#### Task prompt
Copy out the data from its start through the line containing "y-tick-label: ¥1,005 bbox=[52, 117, 105, 135]", line for line and without any change.

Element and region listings
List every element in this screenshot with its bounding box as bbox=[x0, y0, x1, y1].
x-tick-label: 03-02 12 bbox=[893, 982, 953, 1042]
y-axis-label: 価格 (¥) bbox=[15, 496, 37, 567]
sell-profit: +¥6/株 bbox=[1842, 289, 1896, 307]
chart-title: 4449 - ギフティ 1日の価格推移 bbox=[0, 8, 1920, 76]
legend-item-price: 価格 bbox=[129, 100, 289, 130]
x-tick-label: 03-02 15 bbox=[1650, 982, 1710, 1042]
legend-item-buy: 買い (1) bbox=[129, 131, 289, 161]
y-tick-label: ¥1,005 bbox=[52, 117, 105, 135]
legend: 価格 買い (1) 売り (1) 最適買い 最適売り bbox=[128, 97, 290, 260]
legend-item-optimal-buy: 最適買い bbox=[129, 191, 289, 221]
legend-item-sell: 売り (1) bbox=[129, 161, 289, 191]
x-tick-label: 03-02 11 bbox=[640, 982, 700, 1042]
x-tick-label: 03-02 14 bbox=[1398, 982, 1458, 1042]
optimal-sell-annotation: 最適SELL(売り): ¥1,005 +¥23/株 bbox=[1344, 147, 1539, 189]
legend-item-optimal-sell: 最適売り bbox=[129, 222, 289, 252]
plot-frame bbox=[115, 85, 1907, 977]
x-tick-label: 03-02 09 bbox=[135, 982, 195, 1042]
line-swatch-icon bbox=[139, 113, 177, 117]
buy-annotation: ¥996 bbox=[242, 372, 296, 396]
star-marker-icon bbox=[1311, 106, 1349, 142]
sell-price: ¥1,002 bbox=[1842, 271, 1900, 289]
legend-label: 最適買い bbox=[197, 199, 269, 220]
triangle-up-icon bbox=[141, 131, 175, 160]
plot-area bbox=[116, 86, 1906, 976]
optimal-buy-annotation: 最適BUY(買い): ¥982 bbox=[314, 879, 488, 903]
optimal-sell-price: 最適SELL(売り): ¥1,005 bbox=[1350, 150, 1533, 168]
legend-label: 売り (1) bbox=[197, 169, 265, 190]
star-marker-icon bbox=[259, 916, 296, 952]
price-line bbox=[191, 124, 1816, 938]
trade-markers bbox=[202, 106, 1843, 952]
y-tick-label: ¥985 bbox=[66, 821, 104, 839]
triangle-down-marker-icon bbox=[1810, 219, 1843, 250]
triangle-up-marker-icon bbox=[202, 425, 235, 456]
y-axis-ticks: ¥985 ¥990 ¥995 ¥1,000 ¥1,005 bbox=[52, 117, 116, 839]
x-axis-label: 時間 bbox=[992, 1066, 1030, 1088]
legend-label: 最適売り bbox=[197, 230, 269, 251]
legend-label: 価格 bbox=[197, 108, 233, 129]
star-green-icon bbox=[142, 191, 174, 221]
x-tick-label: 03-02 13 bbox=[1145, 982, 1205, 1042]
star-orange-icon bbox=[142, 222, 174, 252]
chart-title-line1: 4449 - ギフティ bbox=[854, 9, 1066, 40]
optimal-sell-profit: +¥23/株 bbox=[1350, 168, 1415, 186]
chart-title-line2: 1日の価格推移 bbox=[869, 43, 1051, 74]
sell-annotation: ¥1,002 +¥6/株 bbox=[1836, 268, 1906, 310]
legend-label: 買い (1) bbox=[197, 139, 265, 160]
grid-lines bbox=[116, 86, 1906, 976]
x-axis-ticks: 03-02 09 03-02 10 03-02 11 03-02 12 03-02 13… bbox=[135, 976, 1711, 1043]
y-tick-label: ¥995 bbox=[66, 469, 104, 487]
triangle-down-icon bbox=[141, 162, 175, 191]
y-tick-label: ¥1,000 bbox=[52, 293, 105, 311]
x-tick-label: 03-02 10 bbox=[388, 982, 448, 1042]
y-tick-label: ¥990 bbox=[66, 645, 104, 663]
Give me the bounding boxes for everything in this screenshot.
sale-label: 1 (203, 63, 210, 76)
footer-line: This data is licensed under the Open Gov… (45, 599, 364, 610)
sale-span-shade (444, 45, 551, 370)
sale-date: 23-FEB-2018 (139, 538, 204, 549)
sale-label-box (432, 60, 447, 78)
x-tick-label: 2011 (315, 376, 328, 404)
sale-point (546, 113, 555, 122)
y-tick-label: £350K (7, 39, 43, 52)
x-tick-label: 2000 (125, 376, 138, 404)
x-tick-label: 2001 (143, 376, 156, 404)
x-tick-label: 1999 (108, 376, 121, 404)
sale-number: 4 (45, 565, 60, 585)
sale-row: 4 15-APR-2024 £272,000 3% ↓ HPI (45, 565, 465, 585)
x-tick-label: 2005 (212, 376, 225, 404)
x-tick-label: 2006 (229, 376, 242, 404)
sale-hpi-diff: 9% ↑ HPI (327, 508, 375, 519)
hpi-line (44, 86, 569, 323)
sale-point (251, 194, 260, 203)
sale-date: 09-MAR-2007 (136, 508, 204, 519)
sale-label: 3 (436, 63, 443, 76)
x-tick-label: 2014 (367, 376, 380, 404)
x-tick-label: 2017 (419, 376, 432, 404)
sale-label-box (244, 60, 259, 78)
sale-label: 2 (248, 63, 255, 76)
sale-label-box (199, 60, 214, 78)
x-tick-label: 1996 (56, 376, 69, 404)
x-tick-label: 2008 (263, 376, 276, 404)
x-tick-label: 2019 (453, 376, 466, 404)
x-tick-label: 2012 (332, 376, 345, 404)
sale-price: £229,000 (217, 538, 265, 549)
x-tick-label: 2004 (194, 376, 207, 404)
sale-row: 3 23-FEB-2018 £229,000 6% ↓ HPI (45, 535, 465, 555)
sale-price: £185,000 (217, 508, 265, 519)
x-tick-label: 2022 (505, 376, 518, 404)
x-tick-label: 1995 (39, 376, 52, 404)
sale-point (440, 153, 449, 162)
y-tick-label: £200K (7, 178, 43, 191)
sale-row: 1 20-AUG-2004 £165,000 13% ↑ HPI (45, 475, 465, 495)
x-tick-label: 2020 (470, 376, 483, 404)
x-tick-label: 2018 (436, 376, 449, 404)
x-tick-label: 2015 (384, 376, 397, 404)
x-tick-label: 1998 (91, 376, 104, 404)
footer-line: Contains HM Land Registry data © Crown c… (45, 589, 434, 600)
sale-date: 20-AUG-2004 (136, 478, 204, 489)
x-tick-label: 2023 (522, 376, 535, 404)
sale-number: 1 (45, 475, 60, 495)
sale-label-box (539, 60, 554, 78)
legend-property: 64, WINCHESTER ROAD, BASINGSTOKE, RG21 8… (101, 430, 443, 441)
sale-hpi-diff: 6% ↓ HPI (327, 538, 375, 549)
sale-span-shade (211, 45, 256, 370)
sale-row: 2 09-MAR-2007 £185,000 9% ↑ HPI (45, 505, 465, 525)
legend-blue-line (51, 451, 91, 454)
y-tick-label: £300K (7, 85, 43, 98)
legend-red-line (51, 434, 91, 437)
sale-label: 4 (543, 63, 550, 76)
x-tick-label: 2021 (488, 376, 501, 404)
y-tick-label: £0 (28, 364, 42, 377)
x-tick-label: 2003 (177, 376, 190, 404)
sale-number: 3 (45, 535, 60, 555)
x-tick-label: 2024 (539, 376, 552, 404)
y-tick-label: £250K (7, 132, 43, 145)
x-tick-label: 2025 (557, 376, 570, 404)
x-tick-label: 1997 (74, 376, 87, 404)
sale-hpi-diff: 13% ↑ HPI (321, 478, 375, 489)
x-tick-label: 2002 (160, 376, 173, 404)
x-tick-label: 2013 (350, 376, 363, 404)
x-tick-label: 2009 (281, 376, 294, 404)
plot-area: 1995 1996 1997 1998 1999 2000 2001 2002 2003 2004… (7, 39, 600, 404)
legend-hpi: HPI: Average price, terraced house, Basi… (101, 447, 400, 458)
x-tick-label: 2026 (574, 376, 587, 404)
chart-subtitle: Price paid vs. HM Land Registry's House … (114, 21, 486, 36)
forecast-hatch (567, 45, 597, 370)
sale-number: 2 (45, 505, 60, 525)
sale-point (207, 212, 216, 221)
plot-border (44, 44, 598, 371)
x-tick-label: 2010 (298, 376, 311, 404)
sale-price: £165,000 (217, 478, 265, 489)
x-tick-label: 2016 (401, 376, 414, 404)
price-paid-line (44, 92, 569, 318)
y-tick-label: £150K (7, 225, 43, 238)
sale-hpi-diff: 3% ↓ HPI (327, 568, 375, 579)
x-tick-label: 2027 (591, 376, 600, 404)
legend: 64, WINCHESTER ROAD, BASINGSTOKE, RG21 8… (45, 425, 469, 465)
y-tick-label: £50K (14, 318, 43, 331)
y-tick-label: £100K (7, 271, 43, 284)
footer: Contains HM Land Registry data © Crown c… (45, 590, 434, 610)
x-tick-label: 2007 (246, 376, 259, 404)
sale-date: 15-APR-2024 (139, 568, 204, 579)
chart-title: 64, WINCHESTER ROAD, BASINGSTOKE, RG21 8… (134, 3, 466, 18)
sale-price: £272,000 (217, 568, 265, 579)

#### Answer to the problem
List every element in this screenshot with its bounding box as bbox=[x0, y0, x1, y1].
x-tick-label: 03-02 12 bbox=[893, 982, 953, 1042]
y-axis-label: 価格 (¥) bbox=[15, 496, 37, 567]
sell-profit: +¥6/株 bbox=[1842, 289, 1896, 307]
chart-title: 4449 - ギフティ 1日の価格推移 bbox=[0, 8, 1920, 76]
legend-item-price: 価格 bbox=[129, 100, 289, 130]
x-tick-label: 03-02 15 bbox=[1650, 982, 1710, 1042]
legend-item-buy: 買い (1) bbox=[129, 131, 289, 161]
y-tick-label: ¥1,005 bbox=[52, 117, 105, 135]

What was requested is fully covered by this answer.